## [What is being asked]
Go through the data below and copy it exactly, skipping every picture.

## [Dataset]
● ● ● ● ●

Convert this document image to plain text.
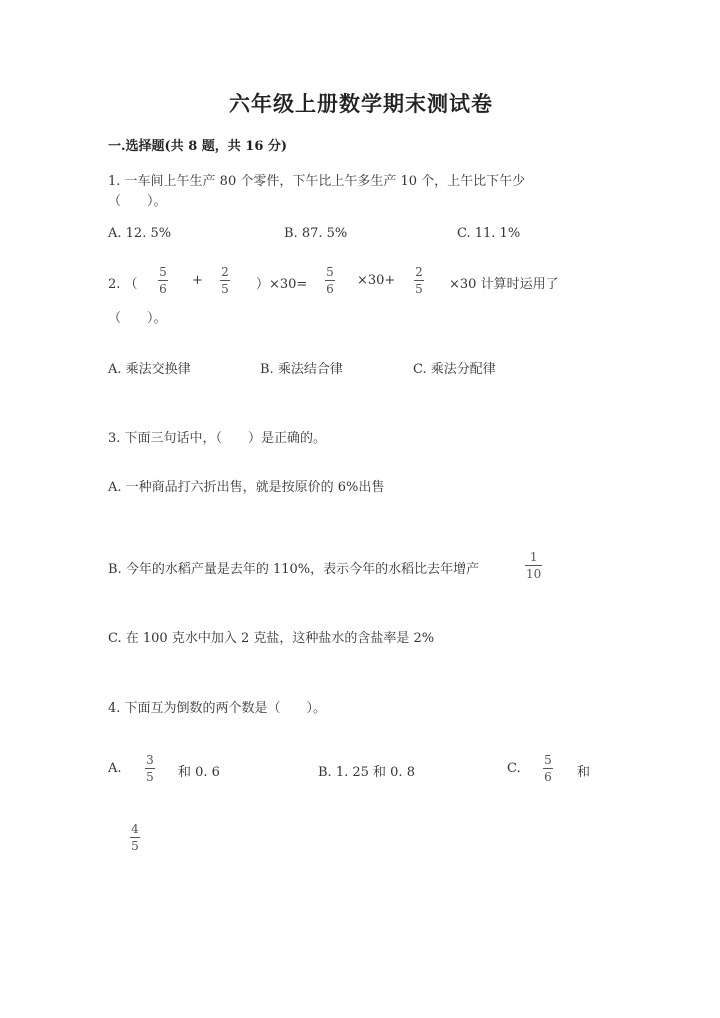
六年级上册数学期末测试卷
一.选择题(共 8 题，共 16 分)
1. 一车间上午生产 80 个零件，下午比上午多生产 10 个，上午比下午少
（　　）。
A. 12. 5%	B. 87. 5%	C. 11. 1%
2. （
5
6
+
2
5 ）×30=
5
6
×30+
2
5 ×30 计算时运用了
（　　）。
A. 乘法交换律	B. 乘法结合律	C. 乘法分配律
3. 下面三句话中，（　　）是正确的。
A. 一种商品打六折出售，就是按原价的 6%出售
B. 今年的水稻产量是去年的 110%，表示今年的水稻比去年增产
1
10
C. 在 100 克水中加入 2 克盐，这种盐水的含盐率是 2%
4. 下面互为倒数的两个数是（　　）。
A.
3
5 和 0. 6	B. 1. 25 和 0. 8	C.
5
6 和
4
5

● ● ● ● ●

## [In response]
Convert this document image to plain text.
六年级上册数学期末测试卷
一.选择题(共 8 题，共 16 分)
1. 一车间上午生产 80 个零件，下午比上午多生产 10 个，上午比下午少
（　　）。
A. 12. 5%	B. 87. 5%	C. 11. 1%
2. （
5
6
+
2
5 ）×30=
5
6
×30+
2
5 ×30 计算时运用了
（　　）。
A. 乘法交换律	B. 乘法结合律	C. 乘法分配律
3. 下面三句话中，（　　）是正确的。
A. 一种商品打六折出售，就是按原价的 6%出售
B. 今年的水稻产量是去年的 110%，表示今年的水稻比去年增产
1
10
C. 在 100 克水中加入 2 克盐，这种盐水的含盐率是 2%
4. 下面互为倒数的两个数是（　　）。
A.
3
5 和 0. 6	B. 1. 25 和 0. 8	C.
5
6 和
4
5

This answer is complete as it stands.